The request » Using the listing below, select the lines with the word "name" and copy them.

Material supplied »
--- BEGIN ---

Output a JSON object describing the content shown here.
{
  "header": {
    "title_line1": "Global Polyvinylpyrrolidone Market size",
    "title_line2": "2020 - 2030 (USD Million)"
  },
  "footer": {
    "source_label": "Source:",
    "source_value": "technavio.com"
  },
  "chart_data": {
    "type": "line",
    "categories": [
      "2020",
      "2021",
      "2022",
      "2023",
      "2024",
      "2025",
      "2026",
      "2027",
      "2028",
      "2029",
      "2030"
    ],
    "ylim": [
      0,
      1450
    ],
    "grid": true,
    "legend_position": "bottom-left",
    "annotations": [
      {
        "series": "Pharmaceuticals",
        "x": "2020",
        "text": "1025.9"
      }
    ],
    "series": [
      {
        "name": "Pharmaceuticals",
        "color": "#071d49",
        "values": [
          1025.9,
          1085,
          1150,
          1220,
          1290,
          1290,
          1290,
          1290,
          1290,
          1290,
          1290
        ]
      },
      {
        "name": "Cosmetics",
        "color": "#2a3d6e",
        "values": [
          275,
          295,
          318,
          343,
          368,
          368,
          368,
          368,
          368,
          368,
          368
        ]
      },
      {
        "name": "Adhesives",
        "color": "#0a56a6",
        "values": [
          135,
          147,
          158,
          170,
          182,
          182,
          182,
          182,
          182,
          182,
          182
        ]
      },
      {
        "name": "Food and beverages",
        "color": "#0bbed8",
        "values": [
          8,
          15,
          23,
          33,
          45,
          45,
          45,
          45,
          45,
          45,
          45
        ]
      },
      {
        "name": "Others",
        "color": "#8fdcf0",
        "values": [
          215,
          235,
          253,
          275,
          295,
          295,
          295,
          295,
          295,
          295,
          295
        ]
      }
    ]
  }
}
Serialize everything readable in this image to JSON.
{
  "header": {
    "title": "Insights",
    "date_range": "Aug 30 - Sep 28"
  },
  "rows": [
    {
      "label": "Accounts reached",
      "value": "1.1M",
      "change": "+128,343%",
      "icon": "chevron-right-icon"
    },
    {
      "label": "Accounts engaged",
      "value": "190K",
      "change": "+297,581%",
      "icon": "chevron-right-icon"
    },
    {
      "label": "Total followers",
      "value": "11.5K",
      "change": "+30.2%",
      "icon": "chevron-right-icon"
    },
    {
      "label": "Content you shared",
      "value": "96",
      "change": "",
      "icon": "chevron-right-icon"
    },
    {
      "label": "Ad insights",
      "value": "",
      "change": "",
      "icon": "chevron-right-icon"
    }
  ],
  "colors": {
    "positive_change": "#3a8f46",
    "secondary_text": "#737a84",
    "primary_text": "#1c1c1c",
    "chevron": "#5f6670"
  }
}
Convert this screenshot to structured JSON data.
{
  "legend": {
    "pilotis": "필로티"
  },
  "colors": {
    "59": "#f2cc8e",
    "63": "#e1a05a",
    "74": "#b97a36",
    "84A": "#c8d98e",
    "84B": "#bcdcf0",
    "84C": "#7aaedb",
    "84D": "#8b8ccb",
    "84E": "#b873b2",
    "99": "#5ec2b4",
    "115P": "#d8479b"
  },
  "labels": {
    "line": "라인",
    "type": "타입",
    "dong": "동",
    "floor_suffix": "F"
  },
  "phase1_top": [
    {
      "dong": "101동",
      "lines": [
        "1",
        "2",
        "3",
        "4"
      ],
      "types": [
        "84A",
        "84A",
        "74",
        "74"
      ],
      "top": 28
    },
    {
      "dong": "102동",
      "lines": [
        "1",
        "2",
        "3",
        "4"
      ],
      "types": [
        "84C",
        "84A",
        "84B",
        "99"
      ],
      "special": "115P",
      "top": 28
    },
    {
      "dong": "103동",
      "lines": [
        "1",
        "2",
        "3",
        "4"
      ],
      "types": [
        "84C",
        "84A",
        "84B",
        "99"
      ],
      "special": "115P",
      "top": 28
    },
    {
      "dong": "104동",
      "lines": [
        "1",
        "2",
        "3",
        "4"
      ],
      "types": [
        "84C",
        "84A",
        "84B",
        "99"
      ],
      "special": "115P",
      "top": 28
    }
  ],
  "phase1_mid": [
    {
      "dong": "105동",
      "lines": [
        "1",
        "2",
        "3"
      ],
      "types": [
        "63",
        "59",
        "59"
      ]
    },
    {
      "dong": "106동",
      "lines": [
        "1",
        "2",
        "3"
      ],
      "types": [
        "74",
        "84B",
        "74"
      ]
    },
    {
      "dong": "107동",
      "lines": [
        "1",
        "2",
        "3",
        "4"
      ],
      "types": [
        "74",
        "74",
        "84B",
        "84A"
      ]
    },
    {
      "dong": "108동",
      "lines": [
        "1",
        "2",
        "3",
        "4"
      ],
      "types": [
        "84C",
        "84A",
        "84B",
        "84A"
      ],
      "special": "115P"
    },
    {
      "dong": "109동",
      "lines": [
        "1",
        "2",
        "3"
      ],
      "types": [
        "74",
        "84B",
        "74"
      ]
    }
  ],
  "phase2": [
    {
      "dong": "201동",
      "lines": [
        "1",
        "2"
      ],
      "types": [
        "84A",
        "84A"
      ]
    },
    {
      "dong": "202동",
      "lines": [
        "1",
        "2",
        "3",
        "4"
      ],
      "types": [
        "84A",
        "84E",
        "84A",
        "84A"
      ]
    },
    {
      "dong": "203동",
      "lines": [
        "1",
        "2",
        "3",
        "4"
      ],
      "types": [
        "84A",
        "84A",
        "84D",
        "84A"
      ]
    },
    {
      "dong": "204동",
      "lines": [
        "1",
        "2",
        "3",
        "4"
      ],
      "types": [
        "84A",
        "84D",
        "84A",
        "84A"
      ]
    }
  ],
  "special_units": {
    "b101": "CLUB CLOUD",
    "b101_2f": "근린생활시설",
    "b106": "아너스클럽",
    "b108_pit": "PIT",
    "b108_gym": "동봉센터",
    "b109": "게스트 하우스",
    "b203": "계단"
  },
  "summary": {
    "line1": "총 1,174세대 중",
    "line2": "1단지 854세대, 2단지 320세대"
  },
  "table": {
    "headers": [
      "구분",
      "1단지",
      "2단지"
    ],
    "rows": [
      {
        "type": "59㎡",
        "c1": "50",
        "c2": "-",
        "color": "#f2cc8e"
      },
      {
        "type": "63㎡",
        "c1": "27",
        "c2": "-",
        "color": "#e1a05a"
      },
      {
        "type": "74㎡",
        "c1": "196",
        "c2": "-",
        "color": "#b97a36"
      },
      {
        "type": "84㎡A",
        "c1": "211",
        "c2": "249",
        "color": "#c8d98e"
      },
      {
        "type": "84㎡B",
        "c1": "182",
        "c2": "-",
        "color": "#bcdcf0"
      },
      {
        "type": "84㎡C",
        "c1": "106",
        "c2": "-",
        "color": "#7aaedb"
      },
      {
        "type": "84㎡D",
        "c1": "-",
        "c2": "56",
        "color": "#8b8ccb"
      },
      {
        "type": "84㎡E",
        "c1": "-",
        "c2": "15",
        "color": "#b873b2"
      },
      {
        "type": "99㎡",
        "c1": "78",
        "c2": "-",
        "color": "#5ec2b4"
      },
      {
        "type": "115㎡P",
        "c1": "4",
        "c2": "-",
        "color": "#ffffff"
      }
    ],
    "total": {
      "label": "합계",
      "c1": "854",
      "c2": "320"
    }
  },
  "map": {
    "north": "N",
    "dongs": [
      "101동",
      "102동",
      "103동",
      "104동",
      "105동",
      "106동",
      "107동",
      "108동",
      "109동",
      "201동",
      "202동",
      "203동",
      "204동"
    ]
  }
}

--- END ---

Response to this task »
        "name": "Pharmaceuticals",
        "name": "Cosmetics",
        "name": "Adhesives",
        "name": "Food and beverages",
        "name": "Others",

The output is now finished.